■ Exercise material:
- - - - - - -

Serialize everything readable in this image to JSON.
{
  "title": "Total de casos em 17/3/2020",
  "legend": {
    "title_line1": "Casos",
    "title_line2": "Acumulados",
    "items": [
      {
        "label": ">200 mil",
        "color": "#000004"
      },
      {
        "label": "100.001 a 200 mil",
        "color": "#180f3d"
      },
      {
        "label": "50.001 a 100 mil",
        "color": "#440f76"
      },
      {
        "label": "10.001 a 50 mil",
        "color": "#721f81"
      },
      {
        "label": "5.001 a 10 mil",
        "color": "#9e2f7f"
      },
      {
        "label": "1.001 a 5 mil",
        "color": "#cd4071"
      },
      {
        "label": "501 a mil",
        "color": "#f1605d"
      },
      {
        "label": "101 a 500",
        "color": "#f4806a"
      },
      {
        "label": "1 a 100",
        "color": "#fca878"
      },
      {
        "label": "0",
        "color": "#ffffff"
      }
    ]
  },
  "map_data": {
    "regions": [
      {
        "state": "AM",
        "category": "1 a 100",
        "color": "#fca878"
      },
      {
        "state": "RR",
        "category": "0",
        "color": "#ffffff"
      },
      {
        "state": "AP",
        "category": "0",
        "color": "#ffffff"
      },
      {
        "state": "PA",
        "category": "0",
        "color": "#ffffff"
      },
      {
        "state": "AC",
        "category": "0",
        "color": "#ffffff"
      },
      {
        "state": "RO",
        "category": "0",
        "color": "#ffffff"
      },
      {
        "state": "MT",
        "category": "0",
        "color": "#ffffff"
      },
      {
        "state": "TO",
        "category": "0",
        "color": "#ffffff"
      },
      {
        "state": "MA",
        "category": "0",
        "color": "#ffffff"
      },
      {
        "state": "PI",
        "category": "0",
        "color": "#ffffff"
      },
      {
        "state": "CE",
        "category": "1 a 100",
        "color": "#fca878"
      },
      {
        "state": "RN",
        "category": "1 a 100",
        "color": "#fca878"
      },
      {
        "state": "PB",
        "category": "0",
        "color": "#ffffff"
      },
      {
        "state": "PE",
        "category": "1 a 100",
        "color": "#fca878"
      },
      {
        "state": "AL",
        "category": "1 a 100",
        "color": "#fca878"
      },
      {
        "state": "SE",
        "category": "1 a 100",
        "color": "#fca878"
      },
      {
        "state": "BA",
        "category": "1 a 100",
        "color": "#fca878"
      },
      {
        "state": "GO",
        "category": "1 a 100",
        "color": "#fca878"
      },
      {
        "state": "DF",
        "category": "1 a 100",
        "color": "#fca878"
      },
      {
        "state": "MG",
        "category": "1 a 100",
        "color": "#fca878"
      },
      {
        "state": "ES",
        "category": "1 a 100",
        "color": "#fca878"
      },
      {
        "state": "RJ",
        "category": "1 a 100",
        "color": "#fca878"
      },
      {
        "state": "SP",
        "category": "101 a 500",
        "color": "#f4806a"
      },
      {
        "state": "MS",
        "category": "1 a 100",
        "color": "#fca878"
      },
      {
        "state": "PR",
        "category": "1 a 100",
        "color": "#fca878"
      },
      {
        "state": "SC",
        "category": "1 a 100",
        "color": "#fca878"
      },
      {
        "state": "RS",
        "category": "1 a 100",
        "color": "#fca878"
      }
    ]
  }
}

- - - - - - -

■ Aim:
Each line above must be reproduced exactly as it stands.

■ Written response:
Serialize everything readable in this image to JSON.
{
  "title": "Total de casos em 17/3/2020",
  "legend": {
    "title_line1": "Casos",
    "title_line2": "Acumulados",
    "items": [
      {
        "label": ">200 mil",
        "color": "#000004"
      },
      {
        "label": "100.001 a 200 mil",
        "color": "#180f3d"
      },
      {
        "label": "50.001 a 100 mil",
        "color": "#440f76"
      },
      {
        "label": "10.001 a 50 mil",
        "color": "#721f81"
      },
      {
        "label": "5.001 a 10 mil",
        "color": "#9e2f7f"
      },
      {
        "label": "1.001 a 5 mil",
        "color": "#cd4071"
      },
      {
        "label": "501 a mil",
        "color": "#f1605d"
      },
      {
        "label": "101 a 500",
        "color": "#f4806a"
      },
      {
        "label": "1 a 100",
        "color": "#fca878"
      },
      {
        "label": "0",
        "color": "#ffffff"
      }
    ]
  },
  "map_data": {
    "regions": [
      {
        "state": "AM",
        "category": "1 a 100",
        "color": "#fca878"
      },
      {
        "state": "RR",
        "category": "0",
        "color": "#ffffff"
      },
      {
        "state": "AP",
        "category": "0",
        "color": "#ffffff"
      },
      {
        "state": "PA",
        "category": "0",
        "color": "#ffffff"
      },
      {
        "state": "AC",
        "category": "0",
        "color": "#ffffff"
      },
      {
        "state": "RO",
        "category": "0",
        "color": "#ffffff"
      },
      {
        "state": "MT",
        "category": "0",
        "color": "#ffffff"
      },
      {
        "state": "TO",
        "category": "0",
        "color": "#ffffff"
      },
      {
        "state": "MA",
        "category": "0",
        "color": "#ffffff"
      },
      {
        "state": "PI",
        "category": "0",
        "color": "#ffffff"
      },
      {
        "state": "CE",
        "category": "1 a 100",
        "color": "#fca878"
      },
      {
        "state": "RN",
        "category": "1 a 100",
        "color": "#fca878"
      },
      {
        "state": "PB",
        "category": "0",
        "color": "#ffffff"
      },
      {
        "state": "PE",
        "category": "1 a 100",
        "color": "#fca878"
      },
      {
        "state": "AL",
        "category": "1 a 100",
        "color": "#fca878"
      },
      {
        "state": "SE",
        "category": "1 a 100",
        "color": "#fca878"
      },
      {
        "state": "BA",
        "category": "1 a 100",
        "color": "#fca878"
      },
      {
        "state": "GO",
        "category": "1 a 100",
        "color": "#fca878"
      },
      {
        "state": "DF",
        "category": "1 a 100",
        "color": "#fca878"
      },
      {
        "state": "MG",
        "category": "1 a 100",
        "color": "#fca878"
      },
      {
        "state": "ES",
        "category": "1 a 100",
        "color": "#fca878"
      },
      {
        "state": "RJ",
        "category": "1 a 100",
        "color": "#fca878"
      },
      {
        "state": "SP",
        "category": "101 a 500",
        "color": "#f4806a"
      },
      {
        "state": "MS",
        "category": "1 a 100",
        "color": "#fca878"
      },
      {
        "state": "PR",
        "category": "1 a 100",
        "color": "#fca878"
      },
      {
        "state": "SC",
        "category": "1 a 100",
        "color": "#fca878"
      },
      {
        "state": "RS",
        "category": "1 a 100",
        "color": "#fca878"
      }
    ]
  }
}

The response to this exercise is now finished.